_Problem requirements_:
Do any lines in the data below contain "JSON"? If so, copy every one of them.

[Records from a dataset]
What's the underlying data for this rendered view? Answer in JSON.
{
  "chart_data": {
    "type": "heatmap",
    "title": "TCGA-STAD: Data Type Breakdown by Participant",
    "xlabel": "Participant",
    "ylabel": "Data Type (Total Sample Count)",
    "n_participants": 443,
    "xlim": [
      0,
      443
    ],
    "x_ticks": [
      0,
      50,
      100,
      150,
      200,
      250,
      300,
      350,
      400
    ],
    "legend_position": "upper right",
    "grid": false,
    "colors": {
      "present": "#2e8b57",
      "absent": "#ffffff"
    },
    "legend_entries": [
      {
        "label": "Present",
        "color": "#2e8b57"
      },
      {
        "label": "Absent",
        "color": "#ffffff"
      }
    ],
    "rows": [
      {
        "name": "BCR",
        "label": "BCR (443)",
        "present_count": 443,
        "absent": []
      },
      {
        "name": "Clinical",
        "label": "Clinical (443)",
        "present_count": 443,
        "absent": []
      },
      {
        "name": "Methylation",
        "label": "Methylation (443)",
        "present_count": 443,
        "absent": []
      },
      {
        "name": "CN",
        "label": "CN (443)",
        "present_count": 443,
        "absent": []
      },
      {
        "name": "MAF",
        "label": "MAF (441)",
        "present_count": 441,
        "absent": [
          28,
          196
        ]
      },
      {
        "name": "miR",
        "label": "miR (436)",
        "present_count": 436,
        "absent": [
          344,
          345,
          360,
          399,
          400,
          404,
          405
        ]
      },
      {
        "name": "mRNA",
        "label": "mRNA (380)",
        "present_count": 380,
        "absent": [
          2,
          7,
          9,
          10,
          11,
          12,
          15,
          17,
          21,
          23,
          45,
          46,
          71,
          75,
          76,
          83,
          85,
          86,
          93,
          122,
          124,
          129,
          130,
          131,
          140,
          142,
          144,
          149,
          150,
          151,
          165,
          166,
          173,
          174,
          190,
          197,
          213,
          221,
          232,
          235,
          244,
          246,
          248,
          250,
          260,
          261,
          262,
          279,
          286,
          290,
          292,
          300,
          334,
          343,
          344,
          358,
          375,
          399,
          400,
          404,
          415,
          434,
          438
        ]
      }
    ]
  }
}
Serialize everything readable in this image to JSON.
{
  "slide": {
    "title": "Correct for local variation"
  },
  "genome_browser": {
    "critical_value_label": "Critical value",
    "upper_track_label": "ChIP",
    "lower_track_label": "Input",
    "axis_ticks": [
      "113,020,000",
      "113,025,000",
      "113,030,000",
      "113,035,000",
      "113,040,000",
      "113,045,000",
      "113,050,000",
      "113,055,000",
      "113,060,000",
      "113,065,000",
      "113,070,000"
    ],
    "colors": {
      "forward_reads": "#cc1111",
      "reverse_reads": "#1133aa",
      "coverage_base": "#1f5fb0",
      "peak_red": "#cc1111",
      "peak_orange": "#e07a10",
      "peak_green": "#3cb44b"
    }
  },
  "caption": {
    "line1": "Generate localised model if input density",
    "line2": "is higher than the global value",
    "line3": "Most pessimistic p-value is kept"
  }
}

_Answer box_:
What's the underlying data for this rendered view? Answer in JSON.
Serialize everything readable in this image to JSON.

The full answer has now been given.